### BRIEF
Repeat all entries exactly.

### EXTRACTED ENTRIES
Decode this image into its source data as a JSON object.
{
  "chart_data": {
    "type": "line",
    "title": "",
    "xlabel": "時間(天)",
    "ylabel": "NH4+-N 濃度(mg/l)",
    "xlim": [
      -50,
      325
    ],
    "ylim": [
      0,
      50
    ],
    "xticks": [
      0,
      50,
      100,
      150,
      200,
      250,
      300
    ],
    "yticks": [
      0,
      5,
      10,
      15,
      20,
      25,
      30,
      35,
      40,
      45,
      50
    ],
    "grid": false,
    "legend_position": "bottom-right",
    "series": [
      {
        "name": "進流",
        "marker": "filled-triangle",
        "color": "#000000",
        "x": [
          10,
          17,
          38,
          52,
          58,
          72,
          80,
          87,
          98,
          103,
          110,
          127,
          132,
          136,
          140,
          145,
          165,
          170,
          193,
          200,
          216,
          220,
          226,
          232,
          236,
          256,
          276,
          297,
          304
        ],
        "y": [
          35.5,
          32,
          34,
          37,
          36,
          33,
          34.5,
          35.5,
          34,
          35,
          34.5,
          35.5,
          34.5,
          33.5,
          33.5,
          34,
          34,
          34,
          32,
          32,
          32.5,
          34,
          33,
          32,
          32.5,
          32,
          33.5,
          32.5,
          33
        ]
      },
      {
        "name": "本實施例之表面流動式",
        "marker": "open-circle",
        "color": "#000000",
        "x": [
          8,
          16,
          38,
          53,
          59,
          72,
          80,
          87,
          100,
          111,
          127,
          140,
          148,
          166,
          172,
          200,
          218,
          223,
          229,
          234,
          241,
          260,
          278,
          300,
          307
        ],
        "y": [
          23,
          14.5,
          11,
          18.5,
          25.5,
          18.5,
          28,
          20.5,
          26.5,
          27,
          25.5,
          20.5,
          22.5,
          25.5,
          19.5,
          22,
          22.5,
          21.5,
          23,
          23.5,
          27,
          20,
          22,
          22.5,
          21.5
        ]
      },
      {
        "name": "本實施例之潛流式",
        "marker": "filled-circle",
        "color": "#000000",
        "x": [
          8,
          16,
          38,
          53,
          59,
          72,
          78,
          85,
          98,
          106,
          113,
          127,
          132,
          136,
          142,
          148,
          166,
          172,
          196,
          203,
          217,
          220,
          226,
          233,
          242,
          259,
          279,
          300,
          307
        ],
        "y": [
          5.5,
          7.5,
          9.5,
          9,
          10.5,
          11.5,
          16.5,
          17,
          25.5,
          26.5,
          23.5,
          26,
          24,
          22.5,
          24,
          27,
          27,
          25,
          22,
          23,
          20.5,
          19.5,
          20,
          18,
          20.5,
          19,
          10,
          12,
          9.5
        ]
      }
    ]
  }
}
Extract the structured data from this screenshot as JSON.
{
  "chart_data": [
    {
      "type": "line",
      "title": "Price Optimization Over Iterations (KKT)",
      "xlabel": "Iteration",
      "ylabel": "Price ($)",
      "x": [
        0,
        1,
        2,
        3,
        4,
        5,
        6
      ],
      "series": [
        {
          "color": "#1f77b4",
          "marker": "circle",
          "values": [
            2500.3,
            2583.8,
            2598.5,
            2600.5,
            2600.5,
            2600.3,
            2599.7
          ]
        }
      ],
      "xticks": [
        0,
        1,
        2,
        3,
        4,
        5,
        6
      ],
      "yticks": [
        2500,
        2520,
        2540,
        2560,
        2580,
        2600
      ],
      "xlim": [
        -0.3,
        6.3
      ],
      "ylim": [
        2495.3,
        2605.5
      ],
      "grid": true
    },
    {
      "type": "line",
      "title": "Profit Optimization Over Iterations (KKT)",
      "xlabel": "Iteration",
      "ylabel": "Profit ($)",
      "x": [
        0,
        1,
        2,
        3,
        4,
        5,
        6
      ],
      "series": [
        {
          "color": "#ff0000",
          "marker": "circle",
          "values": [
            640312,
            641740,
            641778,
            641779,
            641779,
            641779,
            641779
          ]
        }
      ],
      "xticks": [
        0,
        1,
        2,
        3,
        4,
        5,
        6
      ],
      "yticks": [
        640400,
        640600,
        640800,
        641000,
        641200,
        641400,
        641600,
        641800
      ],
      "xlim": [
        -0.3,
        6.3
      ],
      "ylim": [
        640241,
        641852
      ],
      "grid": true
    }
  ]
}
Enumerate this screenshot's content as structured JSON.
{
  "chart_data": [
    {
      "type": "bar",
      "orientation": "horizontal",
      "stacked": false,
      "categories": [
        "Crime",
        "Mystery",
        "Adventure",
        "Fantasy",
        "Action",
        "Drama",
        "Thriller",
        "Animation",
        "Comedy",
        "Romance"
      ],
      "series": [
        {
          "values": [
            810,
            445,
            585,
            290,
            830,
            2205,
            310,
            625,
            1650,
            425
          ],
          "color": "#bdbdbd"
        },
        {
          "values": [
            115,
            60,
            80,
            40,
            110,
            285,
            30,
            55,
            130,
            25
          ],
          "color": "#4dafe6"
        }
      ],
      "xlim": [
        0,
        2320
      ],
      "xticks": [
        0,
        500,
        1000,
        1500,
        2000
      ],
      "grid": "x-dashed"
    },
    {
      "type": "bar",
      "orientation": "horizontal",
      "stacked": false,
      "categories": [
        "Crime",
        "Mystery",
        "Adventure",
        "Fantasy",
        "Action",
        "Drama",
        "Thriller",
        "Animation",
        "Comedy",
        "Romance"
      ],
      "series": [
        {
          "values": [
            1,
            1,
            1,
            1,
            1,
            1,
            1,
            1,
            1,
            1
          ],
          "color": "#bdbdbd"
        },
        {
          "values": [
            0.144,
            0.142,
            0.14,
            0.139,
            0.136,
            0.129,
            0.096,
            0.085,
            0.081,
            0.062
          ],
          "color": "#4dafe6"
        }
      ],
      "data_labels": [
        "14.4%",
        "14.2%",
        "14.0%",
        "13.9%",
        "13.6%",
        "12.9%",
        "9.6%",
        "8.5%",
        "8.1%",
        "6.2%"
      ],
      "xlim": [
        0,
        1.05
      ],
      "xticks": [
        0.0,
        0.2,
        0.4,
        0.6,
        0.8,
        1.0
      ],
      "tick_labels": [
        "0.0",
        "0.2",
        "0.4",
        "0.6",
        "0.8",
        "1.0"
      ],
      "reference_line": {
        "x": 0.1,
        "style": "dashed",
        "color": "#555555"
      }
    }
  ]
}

### SOLUTION FOR THIS TASK
Decode this image into its source data as a JSON object.
{
  "chart_data": {
    "type": "line",
    "title": "",
    "xlabel": "時間(天)",
    "ylabel": "NH4+-N 濃度(mg/l)",
    "xlim": [
      -50,
      325
    ],
    "ylim": [
      0,
      50
    ],
    "xticks": [
      0,
      50,
      100,
      150,
      200,
      250,
      300
    ],
    "yticks": [
      0,
      5,
      10,
      15,
      20,
      25,
      30,
      35,
      40,
      45,
      50
    ],
    "grid": false,
    "legend_position": "bottom-right",
    "series": [
      {
        "name": "進流",
        "marker": "filled-triangle",
        "color": "#000000",
        "x": [
          10,
          17,
          38,
          52,
          58,
          72,
          80,
          87,
          98,
          103,
          110,
          127,
          132,
          136,
          140,
          145,
          165,
          170,
          193,
          200,
          216,
          220,
          226,
          232,
          236,
          256,
          276,
          297,
          304
        ],
        "y": [
          35.5,
          32,
          34,
          37,
          36,
          33,
          34.5,
          35.5,
          34,
          35,
          34.5,
          35.5,
          34.5,
          33.5,
          33.5,
          34,
          34,
          34,
          32,
          32,
          32.5,
          34,
          33,
          32,
          32.5,
          32,
          33.5,
          32.5,
          33
        ]
      },
      {
        "name": "本實施例之表面流動式",
        "marker": "open-circle",
        "color": "#000000",
        "x": [
          8,
          16,
          38,
          53,
          59,
          72,
          80,
          87,
          100,
          111,
          127,
          140,
          148,
          166,
          172,
          200,
          218,
          223,
          229,
          234,
          241,
          260,
          278,
          300,
          307
        ],
        "y": [
          23,
          14.5,
          11,
          18.5,
          25.5,
          18.5,
          28,
          20.5,
          26.5,
          27,
          25.5,
          20.5,
          22.5,
          25.5,
          19.5,
          22,
          22.5,
          21.5,
          23,
          23.5,
          27,
          20,
          22,
          22.5,
          21.5
        ]
      },
      {
        "name": "本實施例之潛流式",
        "marker": "filled-circle",
        "color": "#000000",
        "x": [
          8,
          16,
          38,
          53,
          59,
          72,
          78,
          85,
          98,
          106,
          113,
          127,
          132,
          136,
          142,
          148,
          166,
          172,
          196,
          203,
          217,
          220,
          226,
          233,
          242,
          259,
          279,
          300,
          307
        ],
        "y": [
          5.5,
          7.5,
          9.5,
          9,
          10.5,
          11.5,
          16.5,
          17,
          25.5,
          26.5,
          23.5,
          26,
          24,
          22.5,
          24,
          27,
          27,
          25,
          22,
          23,
          20.5,
          19.5,
          20,
          18,
          20.5,
          19,
          10,
          12,
          9.5
        ]
      }
    ]
  }
}
Extract the structured data from this screenshot as JSON.
{
  "chart_data": [
    {
      "type": "line",
      "title": "Price Optimization Over Iterations (KKT)",
      "xlabel": "Iteration",
      "ylabel": "Price ($)",
      "x": [
        0,
        1,
        2,
        3,
        4,
        5,
        6
      ],
      "series": [
        {
          "color": "#1f77b4",
          "marker": "circle",
          "values": [
            2500.3,
            2583.8,
            2598.5,
            2600.5,
            2600.5,
            2600.3,
            2599.7
          ]
        }
      ],
      "xticks": [
        0,
        1,
        2,
        3,
        4,
        5,
        6
      ],
      "yticks": [
        2500,
        2520,
        2540,
        2560,
        2580,
        2600
      ],
      "xlim": [
        -0.3,
        6.3
      ],
      "ylim": [
        2495.3,
        2605.5
      ],
      "grid": true
    },
    {
      "type": "line",
      "title": "Profit Optimization Over Iterations (KKT)",
      "xlabel": "Iteration",
      "ylabel": "Profit ($)",
      "x": [
        0,
        1,
        2,
        3,
        4,
        5,
        6
      ],
      "series": [
        {
          "color": "#ff0000",
          "marker": "circle",
          "values": [
            640312,
            641740,
            641778,
            641779,
            641779,
            641779,
            641779
          ]
        }
      ],
      "xticks": [
        0,
        1,
        2,
        3,
        4,
        5,
        6
      ],
      "yticks": [
        640400,
        640600,
        640800,
        641000,
        641200,
        641400,
        641600,
        641800
      ],
      "xlim": [
        -0.3,
        6.3
      ],
      "ylim": [
        640241,
        641852
      ],
      "grid": true
    }
  ]
}
Enumerate this screenshot's content as structured JSON.
{
  "chart_data": [
    {
      "type": "bar",
      "orientation": "horizontal",
      "stacked": false,
      "categories": [
        "Crime",
        "Mystery",
        "Adventure",
        "Fantasy",
        "Action",
        "Drama",
        "Thriller",
        "Animation",
        "Comedy",
        "Romance"
      ],
      "series": [
        {
          "values": [
            810,
            445,
            585,
            290,
            830,
            2205,
            310,
            625,
            1650,
            425
          ],
          "color": "#bdbdbd"
        },
        {
          "values": [
            115,
            60,
            80,
            40,
            110,
            285,
            30,
            55,
            130,
            25
          ],
          "color": "#4dafe6"
        }
      ],
      "xlim": [
        0,
        2320
      ],
      "xticks": [
        0,
        500,
        1000,
        1500,
        2000
      ],
      "grid": "x-dashed"
    },
    {
      "type": "bar",
      "orientation": "horizontal",
      "stacked": false,
      "categories": [
        "Crime",
        "Mystery",
        "Adventure",
        "Fantasy",
        "Action",
        "Drama",
        "Thriller",
        "Animation",
        "Comedy",
        "Romance"
      ],
      "series": [
        {
          "values": [
            1,
            1,
            1,
            1,
            1,
            1,
            1,
            1,
            1,
            1
          ],
          "color": "#bdbdbd"
        },
        {
          "values": [
            0.144,
            0.142,
            0.14,
            0.139,
            0.136,
            0.129,
            0.096,
            0.085,
            0.081,
            0.062
          ],
          "color": "#4dafe6"
        }
      ],
      "data_labels": [
        "14.4%",
        "14.2%",
        "14.0%",
        "13.9%",
        "13.6%",
        "12.9%",
        "9.6%",
        "8.5%",
        "8.1%",
        "6.2%"
      ],
      "xlim": [
        0,
        1.05
      ],
      "xticks": [
        0.0,
        0.2,
        0.4,
        0.6,
        0.8,
        1.0
      ],
      "tick_labels": [
        "0.0",
        "0.2",
        "0.4",
        "0.6",
        "0.8",
        "1.0"
      ],
      "reference_line": {
        "x": 0.1,
        "style": "dashed",
        "color": "#555555"
      }
    }
  ]
}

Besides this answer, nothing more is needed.